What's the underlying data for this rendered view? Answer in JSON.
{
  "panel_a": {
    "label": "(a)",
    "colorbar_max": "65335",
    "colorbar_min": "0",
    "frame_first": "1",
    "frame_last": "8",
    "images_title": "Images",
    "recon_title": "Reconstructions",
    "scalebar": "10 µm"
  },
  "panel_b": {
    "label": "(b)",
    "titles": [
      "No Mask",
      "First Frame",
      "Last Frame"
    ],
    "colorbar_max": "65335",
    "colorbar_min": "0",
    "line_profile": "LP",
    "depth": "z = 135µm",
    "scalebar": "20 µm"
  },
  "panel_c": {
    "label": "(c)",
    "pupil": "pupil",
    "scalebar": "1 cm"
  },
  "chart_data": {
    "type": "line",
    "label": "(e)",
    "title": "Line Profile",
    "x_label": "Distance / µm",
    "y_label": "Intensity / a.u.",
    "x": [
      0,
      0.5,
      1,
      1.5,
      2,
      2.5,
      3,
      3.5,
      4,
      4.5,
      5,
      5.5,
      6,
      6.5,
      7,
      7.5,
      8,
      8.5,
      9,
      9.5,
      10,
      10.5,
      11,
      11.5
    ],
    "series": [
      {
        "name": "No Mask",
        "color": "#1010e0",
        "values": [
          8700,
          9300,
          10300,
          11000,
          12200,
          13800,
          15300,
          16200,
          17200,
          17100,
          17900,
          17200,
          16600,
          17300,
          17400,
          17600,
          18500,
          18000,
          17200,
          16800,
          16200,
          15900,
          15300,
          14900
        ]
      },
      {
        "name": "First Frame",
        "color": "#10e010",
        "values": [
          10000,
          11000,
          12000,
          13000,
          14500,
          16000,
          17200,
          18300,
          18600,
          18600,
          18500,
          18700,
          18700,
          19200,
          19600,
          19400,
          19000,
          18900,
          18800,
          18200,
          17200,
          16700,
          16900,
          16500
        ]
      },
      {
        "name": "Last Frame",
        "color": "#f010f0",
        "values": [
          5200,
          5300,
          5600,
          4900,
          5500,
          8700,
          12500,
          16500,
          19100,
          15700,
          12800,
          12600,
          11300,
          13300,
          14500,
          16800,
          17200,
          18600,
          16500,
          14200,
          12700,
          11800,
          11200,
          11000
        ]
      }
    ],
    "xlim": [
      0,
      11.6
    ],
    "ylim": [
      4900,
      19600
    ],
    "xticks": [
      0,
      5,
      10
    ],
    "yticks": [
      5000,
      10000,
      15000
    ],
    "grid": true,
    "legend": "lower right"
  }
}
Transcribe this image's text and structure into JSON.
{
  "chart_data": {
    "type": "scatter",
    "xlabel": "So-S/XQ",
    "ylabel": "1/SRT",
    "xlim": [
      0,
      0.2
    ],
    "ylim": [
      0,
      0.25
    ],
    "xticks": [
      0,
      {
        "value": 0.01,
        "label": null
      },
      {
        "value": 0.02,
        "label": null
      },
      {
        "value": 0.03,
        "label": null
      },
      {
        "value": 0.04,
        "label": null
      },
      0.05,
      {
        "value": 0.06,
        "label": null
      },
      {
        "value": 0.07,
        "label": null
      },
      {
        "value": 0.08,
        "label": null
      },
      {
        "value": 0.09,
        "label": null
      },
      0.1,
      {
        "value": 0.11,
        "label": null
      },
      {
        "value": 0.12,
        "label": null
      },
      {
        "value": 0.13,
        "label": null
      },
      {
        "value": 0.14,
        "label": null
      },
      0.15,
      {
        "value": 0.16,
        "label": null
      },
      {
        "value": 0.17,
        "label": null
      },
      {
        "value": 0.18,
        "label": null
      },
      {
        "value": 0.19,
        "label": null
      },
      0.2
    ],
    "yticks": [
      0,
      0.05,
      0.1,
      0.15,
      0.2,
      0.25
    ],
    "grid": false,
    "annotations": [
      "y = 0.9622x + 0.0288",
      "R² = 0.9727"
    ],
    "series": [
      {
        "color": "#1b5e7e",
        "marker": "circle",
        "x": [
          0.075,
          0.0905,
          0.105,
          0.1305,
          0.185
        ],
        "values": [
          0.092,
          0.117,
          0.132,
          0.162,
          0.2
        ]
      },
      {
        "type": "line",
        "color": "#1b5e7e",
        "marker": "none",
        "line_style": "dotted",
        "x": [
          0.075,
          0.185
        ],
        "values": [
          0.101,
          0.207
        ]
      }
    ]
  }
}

════════

• [Aim]:
Faithfully reproduce all of the records, character for character.

• [Finished answer]:
What's the underlying data for this rendered view? Answer in JSON.
{
  "panel_a": {
    "label": "(a)",
    "colorbar_max": "65335",
    "colorbar_min": "0",
    "frame_first": "1",
    "frame_last": "8",
    "images_title": "Images",
    "recon_title": "Reconstructions",
    "scalebar": "10 µm"
  },
  "panel_b": {
    "label": "(b)",
    "titles": [
      "No Mask",
      "First Frame",
      "Last Frame"
    ],
    "colorbar_max": "65335",
    "colorbar_min": "0",
    "line_profile": "LP",
    "depth": "z = 135µm",
    "scalebar": "20 µm"
  },
  "panel_c": {
    "label": "(c)",
    "pupil": "pupil",
    "scalebar": "1 cm"
  },
  "chart_data": {
    "type": "line",
    "label": "(e)",
    "title": "Line Profile",
    "x_label": "Distance / µm",
    "y_label": "Intensity / a.u.",
    "x": [
      0,
      0.5,
      1,
      1.5,
      2,
      2.5,
      3,
      3.5,
      4,
      4.5,
      5,
      5.5,
      6,
      6.5,
      7,
      7.5,
      8,
      8.5,
      9,
      9.5,
      10,
      10.5,
      11,
      11.5
    ],
    "series": [
      {
        "name": "No Mask",
        "color": "#1010e0",
        "values": [
          8700,
          9300,
          10300,
          11000,
          12200,
          13800,
          15300,
          16200,
          17200,
          17100,
          17900,
          17200,
          16600,
          17300,
          17400,
          17600,
          18500,
          18000,
          17200,
          16800,
          16200,
          15900,
          15300,
          14900
        ]
      },
      {
        "name": "First Frame",
        "color": "#10e010",
        "values": [
          10000,
          11000,
          12000,
          13000,
          14500,
          16000,
          17200,
          18300,
          18600,
          18600,
          18500,
          18700,
          18700,
          19200,
          19600,
          19400,
          19000,
          18900,
          18800,
          18200,
          17200,
          16700,
          16900,
          16500
        ]
      },
      {
        "name": "Last Frame",
        "color": "#f010f0",
        "values": [
          5200,
          5300,
          5600,
          4900,
          5500,
          8700,
          12500,
          16500,
          19100,
          15700,
          12800,
          12600,
          11300,
          13300,
          14500,
          16800,
          17200,
          18600,
          16500,
          14200,
          12700,
          11800,
          11200,
          11000
        ]
      }
    ],
    "xlim": [
      0,
      11.6
    ],
    "ylim": [
      4900,
      19600
    ],
    "xticks": [
      0,
      5,
      10
    ],
    "yticks": [
      5000,
      10000,
      15000
    ],
    "grid": true,
    "legend": "lower right"
  }
}
Transcribe this image's text and structure into JSON.
{
  "chart_data": {
    "type": "scatter",
    "xlabel": "So-S/XQ",
    "ylabel": "1/SRT",
    "xlim": [
      0,
      0.2
    ],
    "ylim": [
      0,
      0.25
    ],
    "xticks": [
      0,
      {
        "value": 0.01,
        "label": null
      },
      {
        "value": 0.02,
        "label": null
      },
      {
        "value": 0.03,
        "label": null
      },
      {
        "value": 0.04,
        "label": null
      },
      0.05,
      {
        "value": 0.06,
        "label": null
      },
      {
        "value": 0.07,
        "label": null
      },
      {
        "value": 0.08,
        "label": null
      },
      {
        "value": 0.09,
        "label": null
      },
      0.1,
      {
        "value": 0.11,
        "label": null
      },
      {
        "value": 0.12,
        "label": null
      },
      {
        "value": 0.13,
        "label": null
      },
      {
        "value": 0.14,
        "label": null
      },
      0.15,
      {
        "value": 0.16,
        "label": null
      },
      {
        "value": 0.17,
        "label": null
      },
      {
        "value": 0.18,
        "label": null
      },
      {
        "value": 0.19,
        "label": null
      },
      0.2
    ],
    "yticks": [
      0,
      0.05,
      0.1,
      0.15,
      0.2,
      0.25
    ],
    "grid": false,
    "annotations": [
      "y = 0.9622x + 0.0288",
      "R² = 0.9727"
    ],
    "series": [
      {
        "color": "#1b5e7e",
        "marker": "circle",
        "x": [
          0.075,
          0.0905,
          0.105,
          0.1305,
          0.185
        ],
        "values": [
          0.092,
          0.117,
          0.132,
          0.162,
          0.2
        ]
      },
      {
        "type": "line",
        "color": "#1b5e7e",
        "marker": "none",
        "line_style": "dotted",
        "x": [
          0.075,
          0.185
        ],
        "values": [
          0.101,
          0.207
        ]
      }
    ]
  }
}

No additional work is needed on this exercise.